>> Start

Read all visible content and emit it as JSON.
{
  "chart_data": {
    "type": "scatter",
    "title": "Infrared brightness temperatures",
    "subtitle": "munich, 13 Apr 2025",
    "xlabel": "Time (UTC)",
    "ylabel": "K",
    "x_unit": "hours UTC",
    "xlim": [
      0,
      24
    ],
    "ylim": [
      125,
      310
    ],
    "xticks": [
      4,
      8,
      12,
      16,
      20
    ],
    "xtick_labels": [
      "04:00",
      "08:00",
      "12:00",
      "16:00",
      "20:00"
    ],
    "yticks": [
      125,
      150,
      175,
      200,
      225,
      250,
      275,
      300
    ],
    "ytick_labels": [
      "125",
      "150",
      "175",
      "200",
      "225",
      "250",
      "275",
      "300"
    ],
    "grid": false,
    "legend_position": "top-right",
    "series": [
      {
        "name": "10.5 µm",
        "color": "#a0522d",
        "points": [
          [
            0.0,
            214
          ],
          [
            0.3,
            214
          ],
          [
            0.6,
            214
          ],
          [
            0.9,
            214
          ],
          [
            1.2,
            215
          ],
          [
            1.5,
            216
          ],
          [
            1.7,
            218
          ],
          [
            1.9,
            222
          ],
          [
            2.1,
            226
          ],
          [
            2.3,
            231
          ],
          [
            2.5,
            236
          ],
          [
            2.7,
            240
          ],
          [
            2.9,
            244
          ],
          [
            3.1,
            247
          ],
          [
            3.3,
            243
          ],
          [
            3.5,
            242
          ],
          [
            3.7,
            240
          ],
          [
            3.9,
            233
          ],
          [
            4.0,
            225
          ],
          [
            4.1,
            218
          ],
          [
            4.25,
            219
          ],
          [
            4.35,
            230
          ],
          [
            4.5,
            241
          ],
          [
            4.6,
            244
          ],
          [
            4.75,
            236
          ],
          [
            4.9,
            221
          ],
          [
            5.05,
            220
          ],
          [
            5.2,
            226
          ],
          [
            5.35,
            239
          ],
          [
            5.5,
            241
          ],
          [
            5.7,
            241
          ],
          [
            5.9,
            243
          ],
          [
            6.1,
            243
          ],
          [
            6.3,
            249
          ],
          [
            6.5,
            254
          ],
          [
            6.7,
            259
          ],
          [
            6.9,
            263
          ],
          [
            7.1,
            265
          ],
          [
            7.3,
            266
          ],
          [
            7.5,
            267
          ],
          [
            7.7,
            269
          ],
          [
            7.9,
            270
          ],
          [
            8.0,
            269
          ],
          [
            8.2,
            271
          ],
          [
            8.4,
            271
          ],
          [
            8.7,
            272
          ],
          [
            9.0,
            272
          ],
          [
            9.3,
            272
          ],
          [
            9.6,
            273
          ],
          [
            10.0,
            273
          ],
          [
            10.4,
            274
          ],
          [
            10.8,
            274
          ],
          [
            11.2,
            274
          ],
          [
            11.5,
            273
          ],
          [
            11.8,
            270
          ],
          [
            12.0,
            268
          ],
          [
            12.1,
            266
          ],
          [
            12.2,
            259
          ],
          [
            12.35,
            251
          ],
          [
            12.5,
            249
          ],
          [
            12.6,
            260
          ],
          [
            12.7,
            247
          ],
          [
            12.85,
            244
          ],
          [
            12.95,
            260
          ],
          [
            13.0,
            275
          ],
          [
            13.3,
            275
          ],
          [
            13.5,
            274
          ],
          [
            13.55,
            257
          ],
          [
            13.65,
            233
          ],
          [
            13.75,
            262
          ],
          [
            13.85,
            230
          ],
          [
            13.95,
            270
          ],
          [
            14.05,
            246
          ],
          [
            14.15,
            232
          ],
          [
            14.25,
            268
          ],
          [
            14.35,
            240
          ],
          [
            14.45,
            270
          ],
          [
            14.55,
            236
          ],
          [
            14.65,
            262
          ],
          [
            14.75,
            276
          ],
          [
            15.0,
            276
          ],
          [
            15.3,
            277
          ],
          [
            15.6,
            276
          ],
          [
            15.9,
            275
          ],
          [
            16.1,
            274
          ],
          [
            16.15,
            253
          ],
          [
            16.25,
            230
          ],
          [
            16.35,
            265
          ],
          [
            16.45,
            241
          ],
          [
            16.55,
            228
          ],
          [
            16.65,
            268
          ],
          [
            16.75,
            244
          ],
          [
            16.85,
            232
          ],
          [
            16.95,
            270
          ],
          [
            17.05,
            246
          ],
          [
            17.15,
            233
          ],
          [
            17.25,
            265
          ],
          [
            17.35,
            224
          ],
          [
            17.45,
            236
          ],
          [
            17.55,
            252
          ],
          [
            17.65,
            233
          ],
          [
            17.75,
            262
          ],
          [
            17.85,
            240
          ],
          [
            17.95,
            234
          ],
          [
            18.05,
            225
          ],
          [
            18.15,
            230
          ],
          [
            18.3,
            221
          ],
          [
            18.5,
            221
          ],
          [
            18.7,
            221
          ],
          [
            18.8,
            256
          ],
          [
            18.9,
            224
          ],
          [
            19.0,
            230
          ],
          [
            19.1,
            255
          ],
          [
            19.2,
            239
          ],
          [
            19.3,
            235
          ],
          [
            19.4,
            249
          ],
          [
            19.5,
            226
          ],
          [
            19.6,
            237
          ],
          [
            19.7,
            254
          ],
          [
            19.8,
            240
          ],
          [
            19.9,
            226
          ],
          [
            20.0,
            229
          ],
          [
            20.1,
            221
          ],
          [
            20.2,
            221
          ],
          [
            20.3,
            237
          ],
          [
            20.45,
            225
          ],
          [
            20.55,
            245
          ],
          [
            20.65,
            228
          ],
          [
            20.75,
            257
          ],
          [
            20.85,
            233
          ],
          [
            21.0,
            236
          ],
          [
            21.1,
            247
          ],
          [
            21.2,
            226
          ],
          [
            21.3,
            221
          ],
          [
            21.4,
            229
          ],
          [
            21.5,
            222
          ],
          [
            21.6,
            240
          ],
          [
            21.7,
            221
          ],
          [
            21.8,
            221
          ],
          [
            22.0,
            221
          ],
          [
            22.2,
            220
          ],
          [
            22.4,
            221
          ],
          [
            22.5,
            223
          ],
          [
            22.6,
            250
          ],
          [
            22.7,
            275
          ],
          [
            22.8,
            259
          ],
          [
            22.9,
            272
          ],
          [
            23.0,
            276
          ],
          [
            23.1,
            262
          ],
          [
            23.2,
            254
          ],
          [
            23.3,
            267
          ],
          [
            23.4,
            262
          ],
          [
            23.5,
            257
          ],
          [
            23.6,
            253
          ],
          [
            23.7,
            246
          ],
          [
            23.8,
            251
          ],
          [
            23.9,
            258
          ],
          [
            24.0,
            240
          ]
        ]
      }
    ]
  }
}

>> End

Your objective: Reproduce each record exactly, leaving nothing out.

Expected answer:
Read all visible content and emit it as JSON.
{
  "chart_data": {
    "type": "scatter",
    "title": "Infrared brightness temperatures",
    "subtitle": "munich, 13 Apr 2025",
    "xlabel": "Time (UTC)",
    "ylabel": "K",
    "x_unit": "hours UTC",
    "xlim": [
      0,
      24
    ],
    "ylim": [
      125,
      310
    ],
    "xticks": [
      4,
      8,
      12,
      16,
      20
    ],
    "xtick_labels": [
      "04:00",
      "08:00",
      "12:00",
      "16:00",
      "20:00"
    ],
    "yticks": [
      125,
      150,
      175,
      200,
      225,
      250,
      275,
      300
    ],
    "ytick_labels": [
      "125",
      "150",
      "175",
      "200",
      "225",
      "250",
      "275",
      "300"
    ],
    "grid": false,
    "legend_position": "top-right",
    "series": [
      {
        "name": "10.5 µm",
        "color": "#a0522d",
        "points": [
          [
            0.0,
            214
          ],
          [
            0.3,
            214
          ],
          [
            0.6,
            214
          ],
          [
            0.9,
            214
          ],
          [
            1.2,
            215
          ],
          [
            1.5,
            216
          ],
          [
            1.7,
            218
          ],
          [
            1.9,
            222
          ],
          [
            2.1,
            226
          ],
          [
            2.3,
            231
          ],
          [
            2.5,
            236
          ],
          [
            2.7,
            240
          ],
          [
            2.9,
            244
          ],
          [
            3.1,
            247
          ],
          [
            3.3,
            243
          ],
          [
            3.5,
            242
          ],
          [
            3.7,
            240
          ],
          [
            3.9,
            233
          ],
          [
            4.0,
            225
          ],
          [
            4.1,
            218
          ],
          [
            4.25,
            219
          ],
          [
            4.35,
            230
          ],
          [
            4.5,
            241
          ],
          [
            4.6,
            244
          ],
          [
            4.75,
            236
          ],
          [
            4.9,
            221
          ],
          [
            5.05,
            220
          ],
          [
            5.2,
            226
          ],
          [
            5.35,
            239
          ],
          [
            5.5,
            241
          ],
          [
            5.7,
            241
          ],
          [
            5.9,
            243
          ],
          [
            6.1,
            243
          ],
          [
            6.3,
            249
          ],
          [
            6.5,
            254
          ],
          [
            6.7,
            259
          ],
          [
            6.9,
            263
          ],
          [
            7.1,
            265
          ],
          [
            7.3,
            266
          ],
          [
            7.5,
            267
          ],
          [
            7.7,
            269
          ],
          [
            7.9,
            270
          ],
          [
            8.0,
            269
          ],
          [
            8.2,
            271
          ],
          [
            8.4,
            271
          ],
          [
            8.7,
            272
          ],
          [
            9.0,
            272
          ],
          [
            9.3,
            272
          ],
          [
            9.6,
            273
          ],
          [
            10.0,
            273
          ],
          [
            10.4,
            274
          ],
          [
            10.8,
            274
          ],
          [
            11.2,
            274
          ],
          [
            11.5,
            273
          ],
          [
            11.8,
            270
          ],
          [
            12.0,
            268
          ],
          [
            12.1,
            266
          ],
          [
            12.2,
            259
          ],
          [
            12.35,
            251
          ],
          [
            12.5,
            249
          ],
          [
            12.6,
            260
          ],
          [
            12.7,
            247
          ],
          [
            12.85,
            244
          ],
          [
            12.95,
            260
          ],
          [
            13.0,
            275
          ],
          [
            13.3,
            275
          ],
          [
            13.5,
            274
          ],
          [
            13.55,
            257
          ],
          [
            13.65,
            233
          ],
          [
            13.75,
            262
          ],
          [
            13.85,
            230
          ],
          [
            13.95,
            270
          ],
          [
            14.05,
            246
          ],
          [
            14.15,
            232
          ],
          [
            14.25,
            268
          ],
          [
            14.35,
            240
          ],
          [
            14.45,
            270
          ],
          [
            14.55,
            236
          ],
          [
            14.65,
            262
          ],
          [
            14.75,
            276
          ],
          [
            15.0,
            276
          ],
          [
            15.3,
            277
          ],
          [
            15.6,
            276
          ],
          [
            15.9,
            275
          ],
          [
            16.1,
            274
          ],
          [
            16.15,
            253
          ],
          [
            16.25,
            230
          ],
          [
            16.35,
            265
          ],
          [
            16.45,
            241
          ],
          [
            16.55,
            228
          ],
          [
            16.65,
            268
          ],
          [
            16.75,
            244
          ],
          [
            16.85,
            232
          ],
          [
            16.95,
            270
          ],
          [
            17.05,
            246
          ],
          [
            17.15,
            233
          ],
          [
            17.25,
            265
          ],
          [
            17.35,
            224
          ],
          [
            17.45,
            236
          ],
          [
            17.55,
            252
          ],
          [
            17.65,
            233
          ],
          [
            17.75,
            262
          ],
          [
            17.85,
            240
          ],
          [
            17.95,
            234
          ],
          [
            18.05,
            225
          ],
          [
            18.15,
            230
          ],
          [
            18.3,
            221
          ],
          [
            18.5,
            221
          ],
          [
            18.7,
            221
          ],
          [
            18.8,
            256
          ],
          [
            18.9,
            224
          ],
          [
            19.0,
            230
          ],
          [
            19.1,
            255
          ],
          [
            19.2,
            239
          ],
          [
            19.3,
            235
          ],
          [
            19.4,
            249
          ],
          [
            19.5,
            226
          ],
          [
            19.6,
            237
          ],
          [
            19.7,
            254
          ],
          [
            19.8,
            240
          ],
          [
            19.9,
            226
          ],
          [
            20.0,
            229
          ],
          [
            20.1,
            221
          ],
          [
            20.2,
            221
          ],
          [
            20.3,
            237
          ],
          [
            20.45,
            225
          ],
          [
            20.55,
            245
          ],
          [
            20.65,
            228
          ],
          [
            20.75,
            257
          ],
          [
            20.85,
            233
          ],
          [
            21.0,
            236
          ],
          [
            21.1,
            247
          ],
          [
            21.2,
            226
          ],
          [
            21.3,
            221
          ],
          [
            21.4,
            229
          ],
          [
            21.5,
            222
          ],
          [
            21.6,
            240
          ],
          [
            21.7,
            221
          ],
          [
            21.8,
            221
          ],
          [
            22.0,
            221
          ],
          [
            22.2,
            220
          ],
          [
            22.4,
            221
          ],
          [
            22.5,
            223
          ],
          [
            22.6,
            250
          ],
          [
            22.7,
            275
          ],
          [
            22.8,
            259
          ],
          [
            22.9,
            272
          ],
          [
            23.0,
            276
          ],
          [
            23.1,
            262
          ],
          [
            23.2,
            254
          ],
          [
            23.3,
            267
          ],
          [
            23.4,
            262
          ],
          [
            23.5,
            257
          ],
          [
            23.6,
            253
          ],
          [
            23.7,
            246
          ],
          [
            23.8,
            251
          ],
          [
            23.9,
            258
          ],
          [
            24.0,
            240
          ]
        ]
      }
    ]
  }
}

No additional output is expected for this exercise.